**The exercise**. Collect every line that includes the string "从每题所给的A".

Stored records:
☆ ☆ ☆
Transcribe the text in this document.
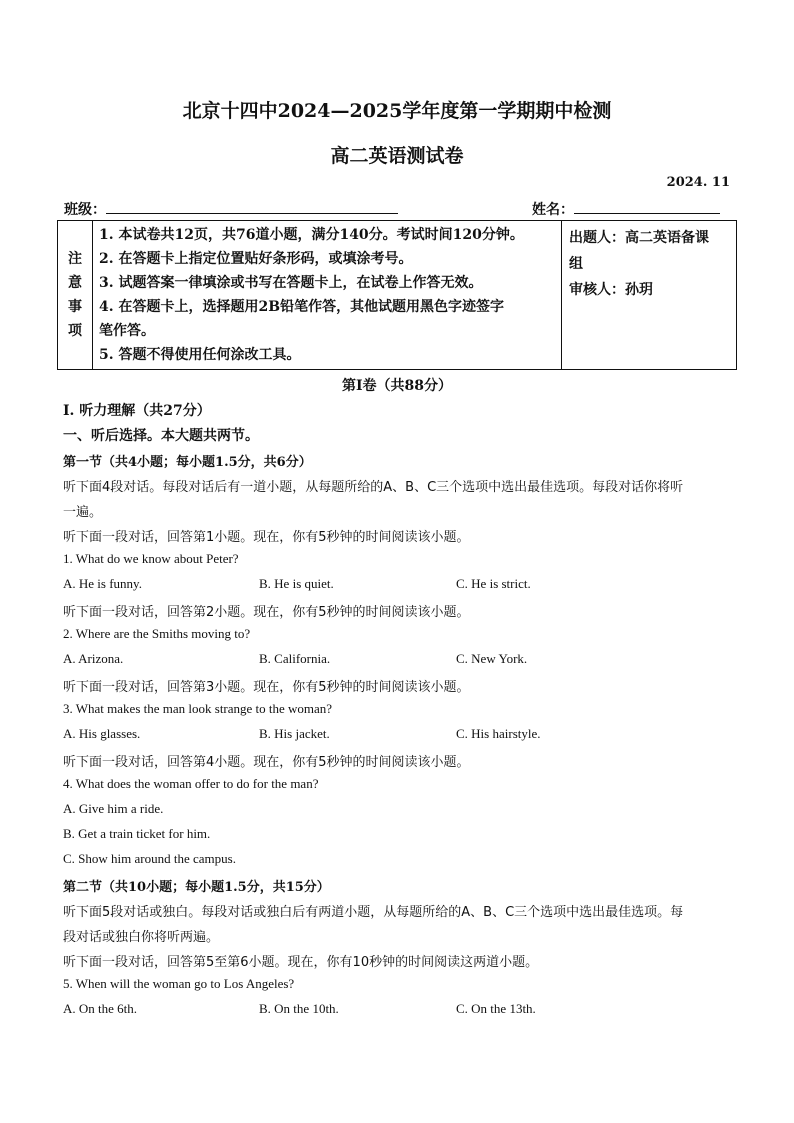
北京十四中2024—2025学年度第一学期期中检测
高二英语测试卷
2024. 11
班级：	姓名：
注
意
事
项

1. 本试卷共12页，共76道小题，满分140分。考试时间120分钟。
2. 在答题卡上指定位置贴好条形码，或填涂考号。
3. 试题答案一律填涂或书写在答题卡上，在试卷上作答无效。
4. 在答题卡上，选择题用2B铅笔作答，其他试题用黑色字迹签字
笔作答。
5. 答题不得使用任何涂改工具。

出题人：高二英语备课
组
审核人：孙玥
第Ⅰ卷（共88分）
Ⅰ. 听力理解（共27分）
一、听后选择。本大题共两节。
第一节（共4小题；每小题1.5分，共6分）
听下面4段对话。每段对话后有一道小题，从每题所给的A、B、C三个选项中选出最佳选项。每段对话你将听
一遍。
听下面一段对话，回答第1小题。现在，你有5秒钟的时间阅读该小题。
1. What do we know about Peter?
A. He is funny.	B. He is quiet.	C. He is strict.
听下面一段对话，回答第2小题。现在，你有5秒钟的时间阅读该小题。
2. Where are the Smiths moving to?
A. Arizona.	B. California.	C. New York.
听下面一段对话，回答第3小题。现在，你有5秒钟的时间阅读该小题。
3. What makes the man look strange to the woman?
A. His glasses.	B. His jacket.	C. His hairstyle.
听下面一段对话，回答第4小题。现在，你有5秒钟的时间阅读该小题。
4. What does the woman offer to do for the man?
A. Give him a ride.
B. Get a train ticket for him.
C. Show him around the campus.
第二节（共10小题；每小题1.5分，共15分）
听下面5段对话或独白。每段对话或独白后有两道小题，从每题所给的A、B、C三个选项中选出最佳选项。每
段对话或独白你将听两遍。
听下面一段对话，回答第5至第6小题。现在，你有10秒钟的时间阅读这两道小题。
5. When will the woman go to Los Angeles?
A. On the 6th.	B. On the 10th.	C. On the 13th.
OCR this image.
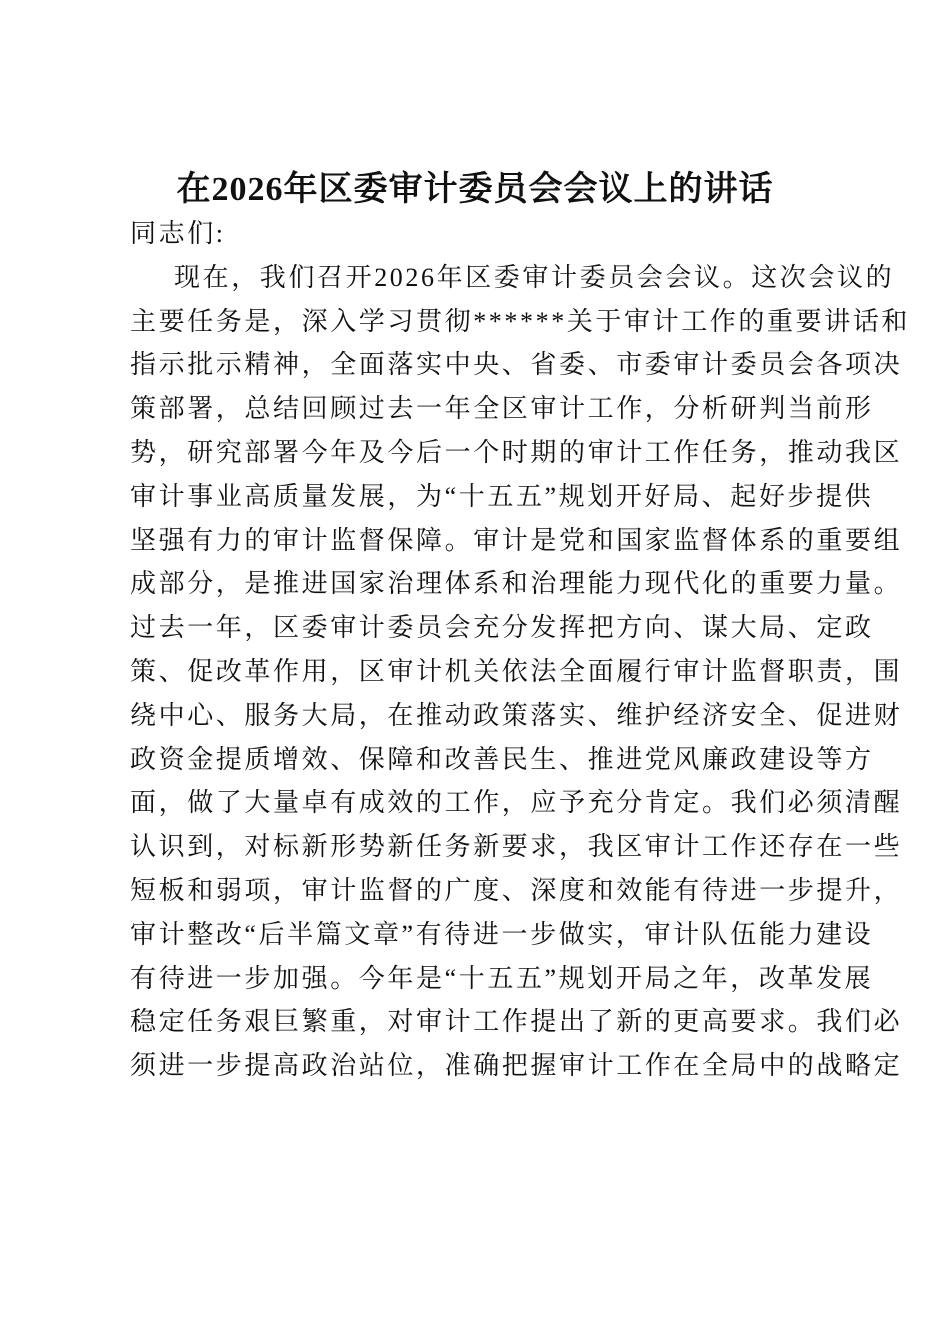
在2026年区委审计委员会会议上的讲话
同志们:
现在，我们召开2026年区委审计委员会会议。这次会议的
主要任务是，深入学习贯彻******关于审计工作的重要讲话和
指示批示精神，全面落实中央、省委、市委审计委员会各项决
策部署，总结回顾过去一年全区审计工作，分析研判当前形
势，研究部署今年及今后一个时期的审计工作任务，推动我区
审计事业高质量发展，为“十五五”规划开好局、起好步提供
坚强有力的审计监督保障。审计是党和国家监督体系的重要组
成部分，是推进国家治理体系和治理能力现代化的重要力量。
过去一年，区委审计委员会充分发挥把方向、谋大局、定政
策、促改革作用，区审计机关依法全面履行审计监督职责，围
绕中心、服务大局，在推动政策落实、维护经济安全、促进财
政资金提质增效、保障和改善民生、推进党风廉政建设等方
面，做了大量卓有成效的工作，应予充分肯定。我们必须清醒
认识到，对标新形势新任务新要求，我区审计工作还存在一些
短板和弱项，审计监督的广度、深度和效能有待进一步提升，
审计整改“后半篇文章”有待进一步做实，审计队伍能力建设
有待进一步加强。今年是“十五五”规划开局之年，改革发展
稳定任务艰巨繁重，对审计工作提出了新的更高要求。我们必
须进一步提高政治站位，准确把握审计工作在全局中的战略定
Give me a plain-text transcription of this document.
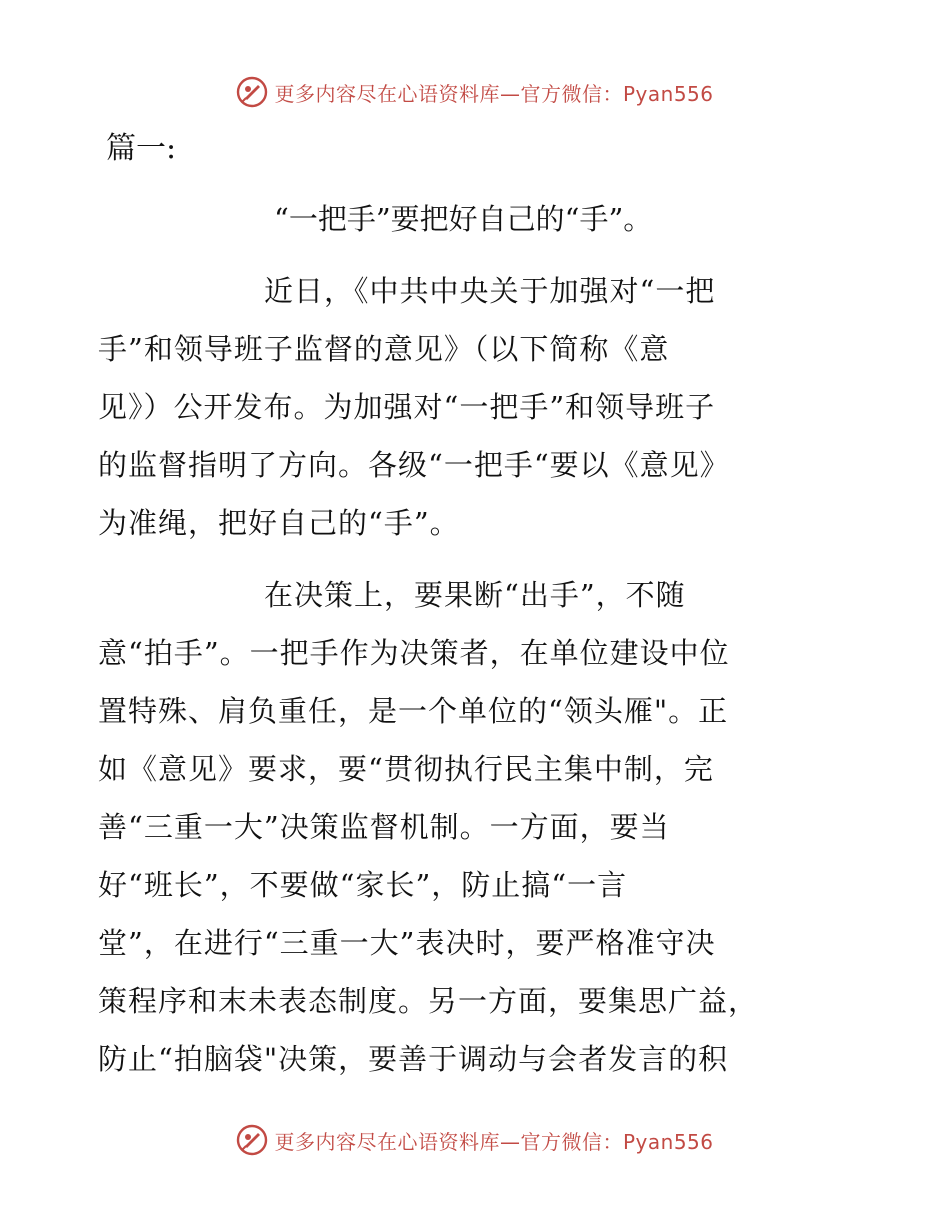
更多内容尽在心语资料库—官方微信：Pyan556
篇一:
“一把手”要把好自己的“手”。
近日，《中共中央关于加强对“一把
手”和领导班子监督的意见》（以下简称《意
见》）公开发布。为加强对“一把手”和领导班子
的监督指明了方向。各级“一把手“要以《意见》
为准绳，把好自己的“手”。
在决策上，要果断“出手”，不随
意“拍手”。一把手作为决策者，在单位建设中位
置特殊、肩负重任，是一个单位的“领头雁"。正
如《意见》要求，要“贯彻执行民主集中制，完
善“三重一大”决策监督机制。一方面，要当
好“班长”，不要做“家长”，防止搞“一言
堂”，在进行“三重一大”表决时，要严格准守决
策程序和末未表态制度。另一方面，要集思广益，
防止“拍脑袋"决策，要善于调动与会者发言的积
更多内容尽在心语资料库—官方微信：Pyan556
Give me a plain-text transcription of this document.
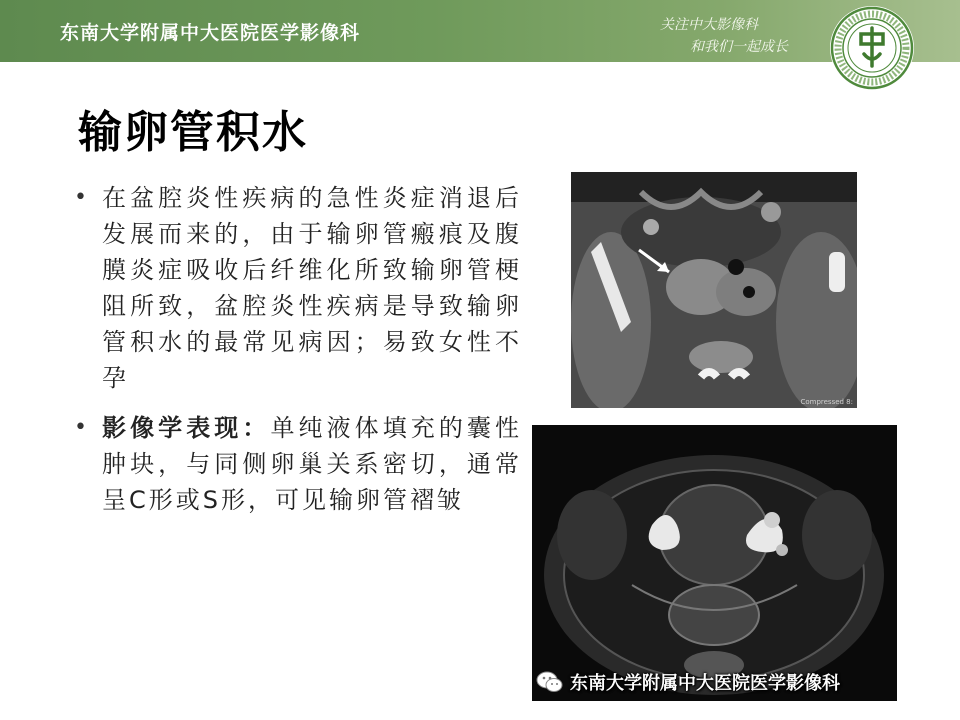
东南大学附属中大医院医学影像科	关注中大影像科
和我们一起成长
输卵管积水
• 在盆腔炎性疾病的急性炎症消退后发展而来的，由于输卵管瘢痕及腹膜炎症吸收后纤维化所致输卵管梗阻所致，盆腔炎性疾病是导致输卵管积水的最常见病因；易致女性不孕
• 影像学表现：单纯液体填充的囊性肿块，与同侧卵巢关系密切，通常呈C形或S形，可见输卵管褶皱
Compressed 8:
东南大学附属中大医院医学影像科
☆ ☆ ☆
**Full response**.
听下面4段对话。每段对话后有一道小题，从每题所给的A、B、C三个选项中选出最佳选项。每段对话你将听
听下面5段对话或独白。每段对话或独白后有两道小题，从每题所给的A、B、C三个选项中选出最佳选项。每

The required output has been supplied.